- Written exercise
Records follow. Select each line holding "bödeln".

- Information supplied

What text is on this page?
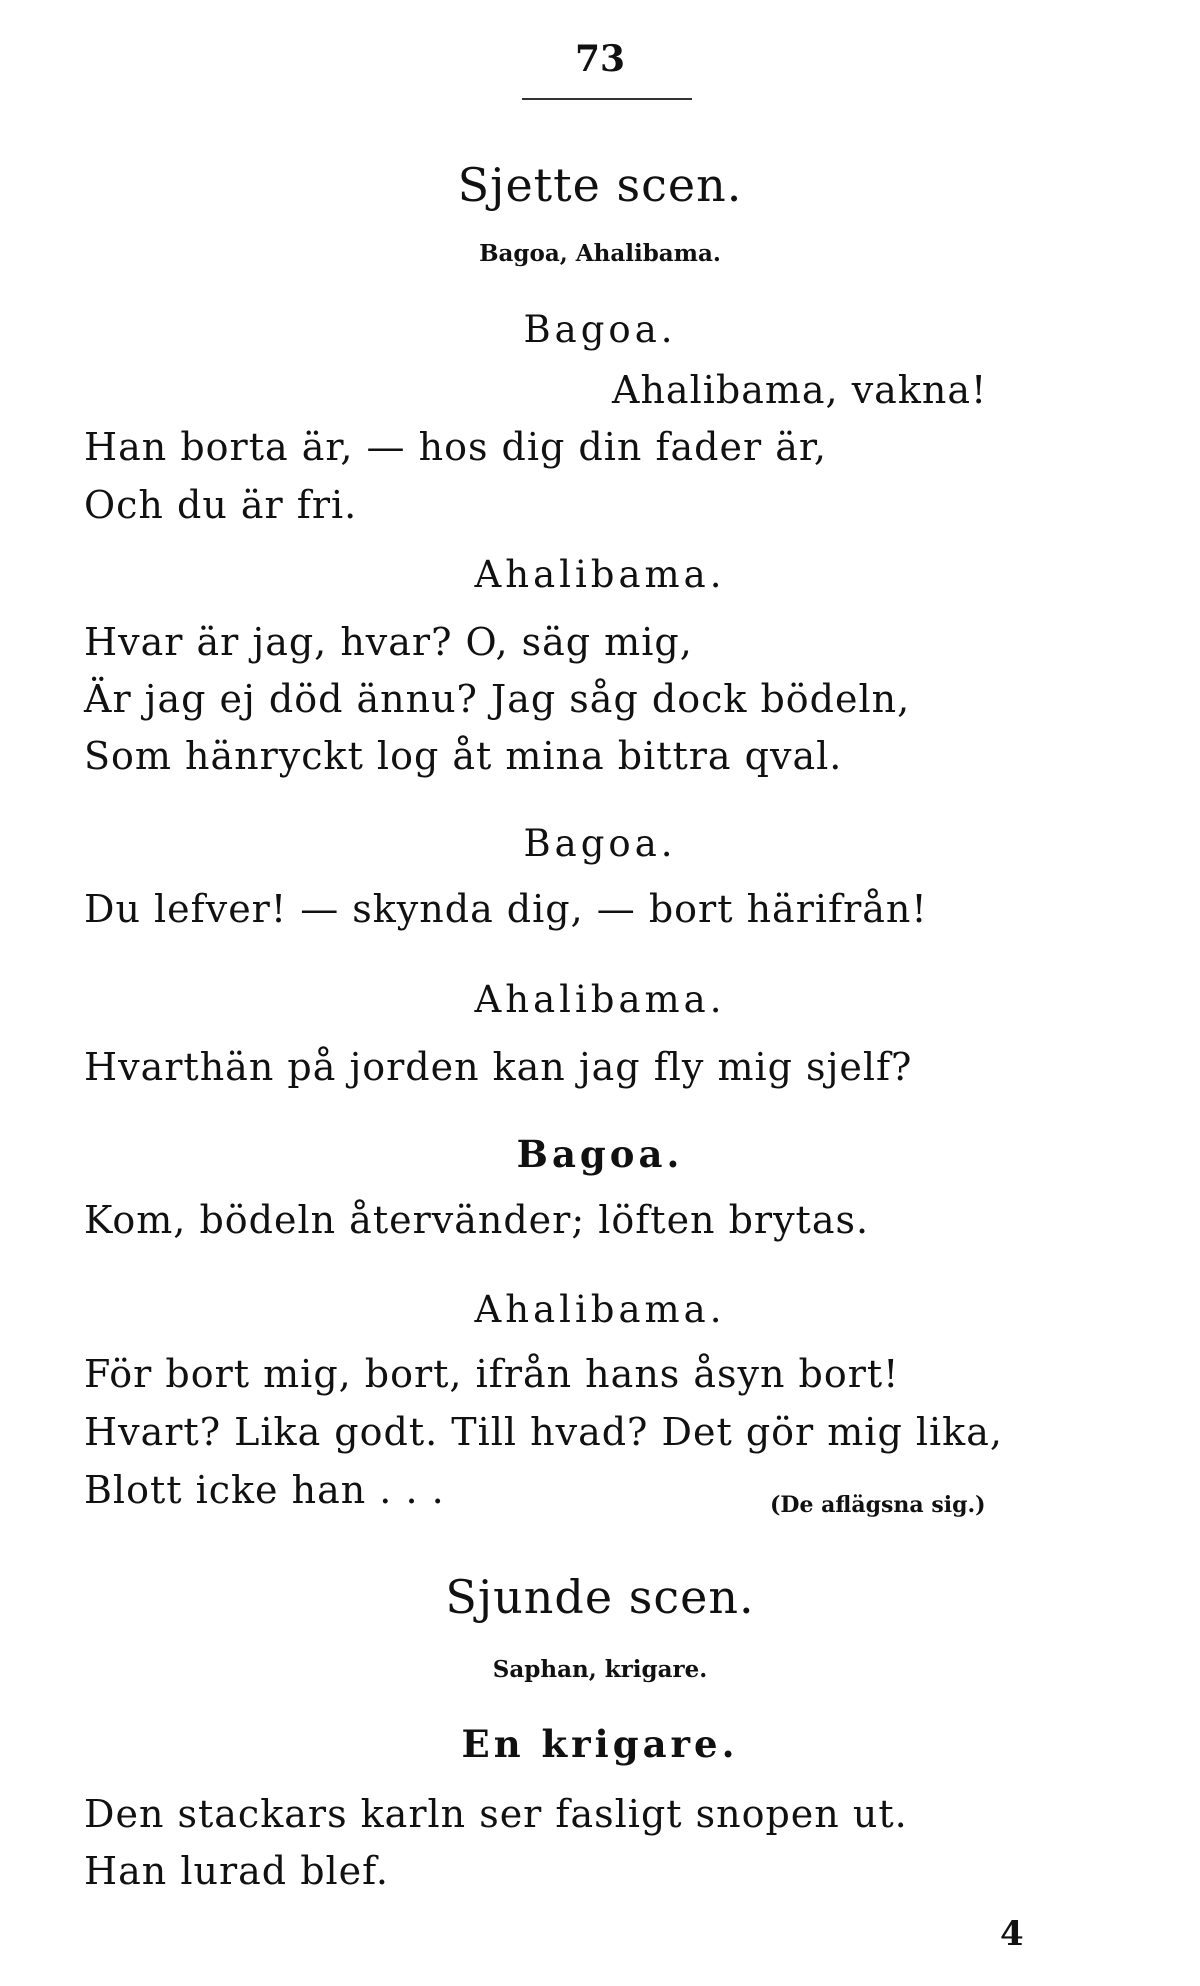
73
Sjette scen.
Bagoa, Ahalibama.
Bagoa.
Ahalibama, vakna!
Han borta är, — hos dig din fader är,
Och du är fri.
Ahalibama.
Hvar är jag, hvar? O, säg mig,
Är jag ej död ännu? Jag såg dock bödeln,
Som hänryckt log åt mina bittra qval.
Bagoa.
Du lefver! — skynda dig, — bort härifrån!
Ahalibama.
Hvarthän på jorden kan jag fly mig sjelf?
Bagoa.
Kom, bödeln återvänder; löften brytas.
Ahalibama.
För bort mig, bort, ifrån hans åsyn bort!
Hvart? Lika godt. Till hvad? Det gör mig lika,
Blott icke han . . .	(De aflägsna sig.)
Sjunde scen.
Saphan, krigare.
En krigare.
Den stackars karln ser fasligt snopen ut.
Han lurad blef.
4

- Answer in full
Är jag ej död ännu? Jag såg dock bödeln,
Kom, bödeln återvänder; löften brytas.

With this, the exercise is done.